ARTICLE 15.  QUORUM FOR ALL ACTIONS IN THE ARTICLES OF INCORPORATION.  The presence at the meeting of the members entitled to cast or proxies entitled to cast, one-third of the votes of the membership shall constitute a quorum for any action governed by the Articles of Incorporation.

ARTICLE 16.  DEDICATION OF PROPERTIES OR TRANSFER OF FUNCTION TO PUBLIC AGENCY OR UTILITY.  The Corporation shall have the power to dispose of its real properties only as authorized under the recorded Covenants and Restrictions applicable to said properties.

            ARTICLE 17.  DISSOLUTION.  The Corporation may be dissolved only with the assent given in writing and signed by the members entitled to cast two-thirds of its membership votes.  Written notice of a proposal to dissolve, setting forth the reasons thereof and the disposition to be made of the assets (which shall be consistent with Article 18 hereof) shall be mailed to every member at least ninety (90) days in advance of any action taken.

Set exercise: Write the next portion of these articles of incorporation, picking up right after the notice requirement in Article 17.

Given data:
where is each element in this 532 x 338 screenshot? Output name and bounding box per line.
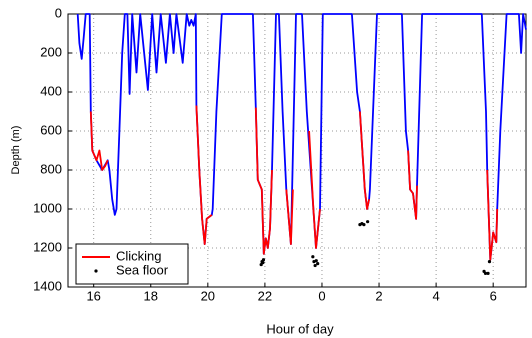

Response:
            ARTICLE 18.  DISPOSITION OF ASSETS UPON DISSOLUTION.  Upon dissolution of the Corporation, the assets, both real and personal of the Corporation, shall be dedicated to an appropriate public agency or utility to be devoted to the purposes as nearly practicable the same as those to which they were required to be devoted by the Corporation.  In the event that such dedication is refused acceptance, such assets shall be granted, conveyed and assigned to any Non-Profit Corporation, Association, trust or other organization devoted to the purposes as nearly practicable the same as those which they were required to be devoted by the Corporation.  No such disposition of THE VILLAGE OF HOLIDAY LAKE OF CHARLOTTE COUNTY PROPERTY OWNERS’ ASSOCIATION, INC. properties shall be effective to divest or diminish any right or title to any member vested in him under the recorded Covenants and deeds applicable to The Properties unless made in accordance with the provisions of such Covenants and deeds.

 

            AMENDED AND RESTATED IN WITNESS WHEREOF, the undersigned have executed these ARTICLES OF INCORPORATION at 7500 Loris Court, Port Charlotte, Florida for the uses and purposes aforesaid this 21st day of March 2008

 

______________________________    President

Paul Dow

 

______________________________    Secretary

Mariann Bond

 

STATE OF FLORIDA

COUNTY OF CHARLOTTE

 

               I hereby certify that on the  , this instrument was executed by Paul Dow, President and Mariann Bond, Secretary, of the VILLAGE OF HOLIDAY LAKE OF CHARLOTTE COUNTY PROPERTY OWNERS ASSOCIATION, INC., both of whom is  personally known to me.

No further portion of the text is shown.